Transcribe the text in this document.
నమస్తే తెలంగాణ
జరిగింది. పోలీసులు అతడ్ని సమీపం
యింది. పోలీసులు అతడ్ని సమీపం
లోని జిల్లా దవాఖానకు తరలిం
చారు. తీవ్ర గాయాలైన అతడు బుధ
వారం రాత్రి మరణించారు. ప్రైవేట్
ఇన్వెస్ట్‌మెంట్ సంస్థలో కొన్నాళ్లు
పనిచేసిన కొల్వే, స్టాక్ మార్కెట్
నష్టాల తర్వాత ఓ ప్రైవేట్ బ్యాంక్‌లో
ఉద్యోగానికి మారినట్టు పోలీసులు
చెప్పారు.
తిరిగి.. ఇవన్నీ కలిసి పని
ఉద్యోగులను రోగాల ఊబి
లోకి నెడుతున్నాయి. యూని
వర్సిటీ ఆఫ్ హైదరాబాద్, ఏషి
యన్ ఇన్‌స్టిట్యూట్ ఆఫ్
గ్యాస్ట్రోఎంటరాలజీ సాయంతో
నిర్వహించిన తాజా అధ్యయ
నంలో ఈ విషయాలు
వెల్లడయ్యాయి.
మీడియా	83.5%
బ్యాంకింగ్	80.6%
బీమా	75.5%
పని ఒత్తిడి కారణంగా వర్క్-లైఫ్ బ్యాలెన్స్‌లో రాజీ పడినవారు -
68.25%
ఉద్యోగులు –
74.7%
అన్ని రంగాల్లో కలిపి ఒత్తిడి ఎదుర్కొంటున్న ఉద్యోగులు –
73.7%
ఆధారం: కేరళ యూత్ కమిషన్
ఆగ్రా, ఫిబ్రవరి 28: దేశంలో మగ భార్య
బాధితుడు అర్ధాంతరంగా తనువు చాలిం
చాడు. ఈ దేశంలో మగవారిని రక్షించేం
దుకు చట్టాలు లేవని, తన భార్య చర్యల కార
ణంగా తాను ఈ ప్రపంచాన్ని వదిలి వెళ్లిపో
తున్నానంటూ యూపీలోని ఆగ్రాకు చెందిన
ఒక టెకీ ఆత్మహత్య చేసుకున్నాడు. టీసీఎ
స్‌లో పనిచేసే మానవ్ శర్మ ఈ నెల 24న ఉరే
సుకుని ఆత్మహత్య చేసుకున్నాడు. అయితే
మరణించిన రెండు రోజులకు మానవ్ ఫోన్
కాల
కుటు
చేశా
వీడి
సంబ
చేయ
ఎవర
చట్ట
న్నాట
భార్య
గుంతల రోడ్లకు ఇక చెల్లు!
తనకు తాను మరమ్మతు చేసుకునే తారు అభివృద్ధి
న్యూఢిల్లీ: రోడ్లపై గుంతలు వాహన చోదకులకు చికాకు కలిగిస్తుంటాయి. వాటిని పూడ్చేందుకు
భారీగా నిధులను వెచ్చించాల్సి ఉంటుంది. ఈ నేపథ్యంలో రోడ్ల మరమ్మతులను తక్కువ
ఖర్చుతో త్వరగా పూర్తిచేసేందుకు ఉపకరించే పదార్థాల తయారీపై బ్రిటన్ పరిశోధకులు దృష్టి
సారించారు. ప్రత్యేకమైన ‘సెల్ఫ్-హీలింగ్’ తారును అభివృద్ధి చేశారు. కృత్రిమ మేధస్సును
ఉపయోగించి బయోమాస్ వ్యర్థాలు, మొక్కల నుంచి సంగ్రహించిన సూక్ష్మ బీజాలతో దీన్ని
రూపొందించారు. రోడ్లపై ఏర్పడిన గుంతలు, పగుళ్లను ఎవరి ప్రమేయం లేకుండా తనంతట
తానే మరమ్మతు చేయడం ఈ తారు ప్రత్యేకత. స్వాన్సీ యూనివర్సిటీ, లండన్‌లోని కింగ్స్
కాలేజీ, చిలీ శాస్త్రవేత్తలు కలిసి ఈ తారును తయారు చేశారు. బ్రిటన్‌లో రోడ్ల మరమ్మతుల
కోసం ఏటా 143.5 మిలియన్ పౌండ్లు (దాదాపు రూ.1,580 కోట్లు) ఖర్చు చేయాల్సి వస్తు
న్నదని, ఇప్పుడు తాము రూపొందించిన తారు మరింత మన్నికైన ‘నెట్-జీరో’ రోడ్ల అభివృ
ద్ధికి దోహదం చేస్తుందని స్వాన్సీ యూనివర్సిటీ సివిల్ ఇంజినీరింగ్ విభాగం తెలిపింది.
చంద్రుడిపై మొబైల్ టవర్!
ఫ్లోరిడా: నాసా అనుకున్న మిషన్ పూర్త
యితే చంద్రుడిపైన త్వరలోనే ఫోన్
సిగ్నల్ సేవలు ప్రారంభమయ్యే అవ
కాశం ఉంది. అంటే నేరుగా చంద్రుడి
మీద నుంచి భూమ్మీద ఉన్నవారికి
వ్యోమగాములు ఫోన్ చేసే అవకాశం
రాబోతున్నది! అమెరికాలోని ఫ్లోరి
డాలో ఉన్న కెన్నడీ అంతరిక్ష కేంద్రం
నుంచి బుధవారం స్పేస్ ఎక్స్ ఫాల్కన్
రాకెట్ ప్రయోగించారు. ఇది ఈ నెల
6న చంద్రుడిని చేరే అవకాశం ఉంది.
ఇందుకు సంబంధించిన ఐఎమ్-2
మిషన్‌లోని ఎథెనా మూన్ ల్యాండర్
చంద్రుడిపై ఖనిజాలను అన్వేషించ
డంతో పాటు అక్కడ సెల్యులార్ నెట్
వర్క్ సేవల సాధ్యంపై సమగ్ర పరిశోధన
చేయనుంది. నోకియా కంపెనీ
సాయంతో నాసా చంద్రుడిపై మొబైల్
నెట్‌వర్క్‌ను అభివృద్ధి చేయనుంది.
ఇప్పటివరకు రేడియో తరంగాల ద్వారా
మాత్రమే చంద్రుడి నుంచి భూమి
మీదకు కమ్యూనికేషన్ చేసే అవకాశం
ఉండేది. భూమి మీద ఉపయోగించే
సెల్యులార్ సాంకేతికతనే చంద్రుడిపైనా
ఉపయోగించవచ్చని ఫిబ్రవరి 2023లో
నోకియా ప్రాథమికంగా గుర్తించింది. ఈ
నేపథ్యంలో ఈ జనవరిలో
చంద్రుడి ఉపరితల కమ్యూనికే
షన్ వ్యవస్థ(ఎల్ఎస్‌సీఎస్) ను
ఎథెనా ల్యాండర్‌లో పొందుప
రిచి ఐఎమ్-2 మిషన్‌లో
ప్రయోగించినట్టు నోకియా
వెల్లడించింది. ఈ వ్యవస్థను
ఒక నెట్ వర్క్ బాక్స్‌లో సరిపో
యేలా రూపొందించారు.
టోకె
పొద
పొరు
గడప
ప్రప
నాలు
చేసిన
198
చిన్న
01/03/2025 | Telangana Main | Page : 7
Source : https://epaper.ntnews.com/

+ + + + + + +

What to produce →
Transcribe the data. Leave every line exactly as it is.

Reply →
Transcribe the text in this document.
నమస్తే తెలంగాణ
జరిగింది. పోలీసులు అతడ్ని సమీపం
యింది. పోలీసులు అతడ్ని సమీపం
లోని జిల్లా దవాఖానకు తరలిం
చారు. తీవ్ర గాయాలైన అతడు బుధ
వారం రాత్రి మరణించారు. ప్రైవేట్
ఇన్వెస్ట్‌మెంట్ సంస్థలో కొన్నాళ్లు
పనిచేసిన కొల్వే, స్టాక్ మార్కెట్
నష్టాల తర్వాత ఓ ప్రైవేట్ బ్యాంక్‌లో
ఉద్యోగానికి మారినట్టు పోలీసులు
చెప్పారు.
తిరిగి.. ఇవన్నీ కలిసి పని
ఉద్యోగులను రోగాల ఊబి
లోకి నెడుతున్నాయి. యూని
వర్సిటీ ఆఫ్ హైదరాబాద్, ఏషి
యన్ ఇన్‌స్టిట్యూట్ ఆఫ్
గ్యాస్ట్రోఎంటరాలజీ సాయంతో
నిర్వహించిన తాజా అధ్యయ
నంలో ఈ విషయాలు
వెల్లడయ్యాయి.
మీడియా	83.5%
బ్యాంకింగ్	80.6%
బీమా	75.5%
పని ఒత్తిడి కారణంగా వర్క్-లైఫ్ బ్యాలెన్స్‌లో రాజీ పడినవారు -
68.25%
ఉద్యోగులు –
74.7%
అన్ని రంగాల్లో కలిపి ఒత్తిడి ఎదుర్కొంటున్న ఉద్యోగులు –
73.7%
ఆధారం: కేరళ యూత్ కమిషన్
ఆగ్రా, ఫిబ్రవరి 28: దేశంలో మగ భార్య
బాధితుడు అర్ధాంతరంగా తనువు చాలిం
చాడు. ఈ దేశంలో మగవారిని రక్షించేం
దుకు చట్టాలు లేవని, తన భార్య చర్యల కార
ణంగా తాను ఈ ప్రపంచాన్ని వదిలి వెళ్లిపో
తున్నానంటూ యూపీలోని ఆగ్రాకు చెందిన
ఒక టెకీ ఆత్మహత్య చేసుకున్నాడు. టీసీఎ
స్‌లో పనిచేసే మానవ్ శర్మ ఈ నెల 24న ఉరే
సుకుని ఆత్మహత్య చేసుకున్నాడు. అయితే
మరణించిన రెండు రోజులకు మానవ్ ఫోన్
కాల
కుటు
చేశా
వీడి
సంబ
చేయ
ఎవర
చట్ట
న్నాట
భార్య
గుంతల రోడ్లకు ఇక చెల్లు!
తనకు తాను మరమ్మతు చేసుకునే తారు అభివృద్ధి
న్యూఢిల్లీ: రోడ్లపై గుంతలు వాహన చోదకులకు చికాకు కలిగిస్తుంటాయి. వాటిని పూడ్చేందుకు
భారీగా నిధులను వెచ్చించాల్సి ఉంటుంది. ఈ నేపథ్యంలో రోడ్ల మరమ్మతులను తక్కువ
ఖర్చుతో త్వరగా పూర్తిచేసేందుకు ఉపకరించే పదార్థాల తయారీపై బ్రిటన్ పరిశోధకులు దృష్టి
సారించారు. ప్రత్యేకమైన ‘సెల్ఫ్-హీలింగ్’ తారును అభివృద్ధి చేశారు. కృత్రిమ మేధస్సును
ఉపయోగించి బయోమాస్ వ్యర్థాలు, మొక్కల నుంచి సంగ్రహించిన సూక్ష్మ బీజాలతో దీన్ని
రూపొందించారు. రోడ్లపై ఏర్పడిన గుంతలు, పగుళ్లను ఎవరి ప్రమేయం లేకుండా తనంతట
తానే మరమ్మతు చేయడం ఈ తారు ప్రత్యేకత. స్వాన్సీ యూనివర్సిటీ, లండన్‌లోని కింగ్స్
కాలేజీ, చిలీ శాస్త్రవేత్తలు కలిసి ఈ తారును తయారు చేశారు. బ్రిటన్‌లో రోడ్ల మరమ్మతుల
కోసం ఏటా 143.5 మిలియన్ పౌండ్లు (దాదాపు రూ.1,580 కోట్లు) ఖర్చు చేయాల్సి వస్తు
న్నదని, ఇప్పుడు తాము రూపొందించిన తారు మరింత మన్నికైన ‘నెట్-జీరో’ రోడ్ల అభివృ
ద్ధికి దోహదం చేస్తుందని స్వాన్సీ యూనివర్సిటీ సివిల్ ఇంజినీరింగ్ విభాగం తెలిపింది.
చంద్రుడిపై మొబైల్ టవర్!
ఫ్లోరిడా: నాసా అనుకున్న మిషన్ పూర్త
యితే చంద్రుడిపైన త్వరలోనే ఫోన్
సిగ్నల్ సేవలు ప్రారంభమయ్యే అవ
కాశం ఉంది. అంటే నేరుగా చంద్రుడి
మీద నుంచి భూమ్మీద ఉన్నవారికి
వ్యోమగాములు ఫోన్ చేసే అవకాశం
రాబోతున్నది! అమెరికాలోని ఫ్లోరి
డాలో ఉన్న కెన్నడీ అంతరిక్ష కేంద్రం
నుంచి బుధవారం స్పేస్ ఎక్స్ ఫాల్కన్
రాకెట్ ప్రయోగించారు. ఇది ఈ నెల
6న చంద్రుడిని చేరే అవకాశం ఉంది.
ఇందుకు సంబంధించిన ఐఎమ్-2
మిషన్‌లోని ఎథెనా మూన్ ల్యాండర్
చంద్రుడిపై ఖనిజాలను అన్వేషించ
డంతో పాటు అక్కడ సెల్యులార్ నెట్
వర్క్ సేవల సాధ్యంపై సమగ్ర పరిశోధన
చేయనుంది. నోకియా కంపెనీ
సాయంతో నాసా చంద్రుడిపై మొబైల్
నెట్‌వర్క్‌ను అభివృద్ధి చేయనుంది.
ఇప్పటివరకు రేడియో తరంగాల ద్వారా
మాత్రమే చంద్రుడి నుంచి భూమి
మీదకు కమ్యూనికేషన్ చేసే అవకాశం
ఉండేది. భూమి మీద ఉపయోగించే
సెల్యులార్ సాంకేతికతనే చంద్రుడిపైనా
ఉపయోగించవచ్చని ఫిబ్రవరి 2023లో
నోకియా ప్రాథమికంగా గుర్తించింది. ఈ
నేపథ్యంలో ఈ జనవరిలో
చంద్రుడి ఉపరితల కమ్యూనికే
షన్ వ్యవస్థ(ఎల్ఎస్‌సీఎస్) ను
ఎథెనా ల్యాండర్‌లో పొందుప
రిచి ఐఎమ్-2 మిషన్‌లో
ప్రయోగించినట్టు నోకియా
వెల్లడించింది. ఈ వ్యవస్థను
ఒక నెట్ వర్క్ బాక్స్‌లో సరిపో
యేలా రూపొందించారు.
టోకె
పొద
పొరు
గడప
ప్రప
నాలు
చేసిన
198
చిన్న
01/03/2025 | Telangana Main | Page : 7
Source : https://epaper.ntnews.com/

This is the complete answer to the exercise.